* Begin DATA EXCERPTS *
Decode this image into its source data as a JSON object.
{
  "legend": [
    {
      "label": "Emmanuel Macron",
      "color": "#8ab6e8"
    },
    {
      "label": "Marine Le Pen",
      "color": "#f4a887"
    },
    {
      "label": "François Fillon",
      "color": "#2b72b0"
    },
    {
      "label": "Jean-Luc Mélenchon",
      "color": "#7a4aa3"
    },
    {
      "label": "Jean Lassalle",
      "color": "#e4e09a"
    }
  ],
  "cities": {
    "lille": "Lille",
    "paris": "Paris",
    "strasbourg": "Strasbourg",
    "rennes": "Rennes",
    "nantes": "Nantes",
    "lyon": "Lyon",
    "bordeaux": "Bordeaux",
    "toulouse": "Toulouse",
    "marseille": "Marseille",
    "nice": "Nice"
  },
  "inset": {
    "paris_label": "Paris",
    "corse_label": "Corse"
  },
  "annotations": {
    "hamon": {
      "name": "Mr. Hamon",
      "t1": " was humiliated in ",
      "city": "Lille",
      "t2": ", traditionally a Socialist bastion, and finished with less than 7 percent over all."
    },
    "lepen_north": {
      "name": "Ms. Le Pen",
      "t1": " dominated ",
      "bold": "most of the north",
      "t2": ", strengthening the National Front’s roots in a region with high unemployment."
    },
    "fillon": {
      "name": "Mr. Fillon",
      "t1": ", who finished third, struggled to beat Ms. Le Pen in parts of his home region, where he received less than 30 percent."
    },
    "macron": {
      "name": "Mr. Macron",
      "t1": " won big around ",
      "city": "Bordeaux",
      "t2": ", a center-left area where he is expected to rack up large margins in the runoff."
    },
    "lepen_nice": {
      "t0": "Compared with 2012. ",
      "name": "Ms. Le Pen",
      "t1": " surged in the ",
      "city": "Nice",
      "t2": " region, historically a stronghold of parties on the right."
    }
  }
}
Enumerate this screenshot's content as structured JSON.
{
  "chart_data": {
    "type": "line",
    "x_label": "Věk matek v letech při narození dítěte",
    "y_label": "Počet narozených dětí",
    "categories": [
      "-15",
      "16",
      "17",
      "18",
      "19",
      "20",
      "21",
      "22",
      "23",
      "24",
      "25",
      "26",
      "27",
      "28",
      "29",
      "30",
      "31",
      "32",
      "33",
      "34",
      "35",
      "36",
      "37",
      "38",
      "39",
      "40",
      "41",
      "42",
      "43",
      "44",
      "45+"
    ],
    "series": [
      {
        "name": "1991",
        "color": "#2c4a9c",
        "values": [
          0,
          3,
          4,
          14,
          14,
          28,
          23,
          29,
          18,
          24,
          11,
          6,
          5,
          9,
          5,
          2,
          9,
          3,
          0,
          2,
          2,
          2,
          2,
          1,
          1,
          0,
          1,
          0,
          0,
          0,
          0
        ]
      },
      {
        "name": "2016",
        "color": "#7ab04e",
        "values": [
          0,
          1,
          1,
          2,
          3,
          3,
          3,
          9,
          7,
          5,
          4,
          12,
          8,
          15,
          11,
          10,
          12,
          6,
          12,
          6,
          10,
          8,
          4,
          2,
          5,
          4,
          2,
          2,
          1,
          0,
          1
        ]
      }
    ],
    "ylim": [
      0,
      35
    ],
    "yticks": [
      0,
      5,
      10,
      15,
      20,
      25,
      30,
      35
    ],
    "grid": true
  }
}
* End DATA EXCERPTS *
* [WHAT YOU ARE ASKED TO DO]:
Every record above must be duplicated exactly.

* [RESULT]:
Decode this image into its source data as a JSON object.
{
  "legend": [
    {
      "label": "Emmanuel Macron",
      "color": "#8ab6e8"
    },
    {
      "label": "Marine Le Pen",
      "color": "#f4a887"
    },
    {
      "label": "François Fillon",
      "color": "#2b72b0"
    },
    {
      "label": "Jean-Luc Mélenchon",
      "color": "#7a4aa3"
    },
    {
      "label": "Jean Lassalle",
      "color": "#e4e09a"
    }
  ],
  "cities": {
    "lille": "Lille",
    "paris": "Paris",
    "strasbourg": "Strasbourg",
    "rennes": "Rennes",
    "nantes": "Nantes",
    "lyon": "Lyon",
    "bordeaux": "Bordeaux",
    "toulouse": "Toulouse",
    "marseille": "Marseille",
    "nice": "Nice"
  },
  "inset": {
    "paris_label": "Paris",
    "corse_label": "Corse"
  },
  "annotations": {
    "hamon": {
      "name": "Mr. Hamon",
      "t1": " was humiliated in ",
      "city": "Lille",
      "t2": ", traditionally a Socialist bastion, and finished with less than 7 percent over all."
    },
    "lepen_north": {
      "name": "Ms. Le Pen",
      "t1": " dominated ",
      "bold": "most of the north",
      "t2": ", strengthening the National Front’s roots in a region with high unemployment."
    },
    "fillon": {
      "name": "Mr. Fillon",
      "t1": ", who finished third, struggled to beat Ms. Le Pen in parts of his home region, where he received less than 30 percent."
    },
    "macron": {
      "name": "Mr. Macron",
      "t1": " won big around ",
      "city": "Bordeaux",
      "t2": ", a center-left area where he is expected to rack up large margins in the runoff."
    },
    "lepen_nice": {
      "t0": "Compared with 2012. ",
      "name": "Ms. Le Pen",
      "t1": " surged in the ",
      "city": "Nice",
      "t2": " region, historically a stronghold of parties on the right."
    }
  }
}
Enumerate this screenshot's content as structured JSON.
{
  "chart_data": {
    "type": "line",
    "x_label": "Věk matek v letech při narození dítěte",
    "y_label": "Počet narozených dětí",
    "categories": [
      "-15",
      "16",
      "17",
      "18",
      "19",
      "20",
      "21",
      "22",
      "23",
      "24",
      "25",
      "26",
      "27",
      "28",
      "29",
      "30",
      "31",
      "32",
      "33",
      "34",
      "35",
      "36",
      "37",
      "38",
      "39",
      "40",
      "41",
      "42",
      "43",
      "44",
      "45+"
    ],
    "series": [
      {
        "name": "1991",
        "color": "#2c4a9c",
        "values": [
          0,
          3,
          4,
          14,
          14,
          28,
          23,
          29,
          18,
          24,
          11,
          6,
          5,
          9,
          5,
          2,
          9,
          3,
          0,
          2,
          2,
          2,
          2,
          1,
          1,
          0,
          1,
          0,
          0,
          0,
          0
        ]
      },
      {
        "name": "2016",
        "color": "#7ab04e",
        "values": [
          0,
          1,
          1,
          2,
          3,
          3,
          3,
          9,
          7,
          5,
          4,
          12,
          8,
          15,
          11,
          10,
          12,
          6,
          12,
          6,
          10,
          8,
          4,
          2,
          5,
          4,
          2,
          2,
          1,
          0,
          1
        ]
      }
    ],
    "ylim": [
      0,
      35
    ],
    "yticks": [
      0,
      5,
      10,
      15,
      20,
      25,
      30,
      35
    ],
    "grid": true
  }
}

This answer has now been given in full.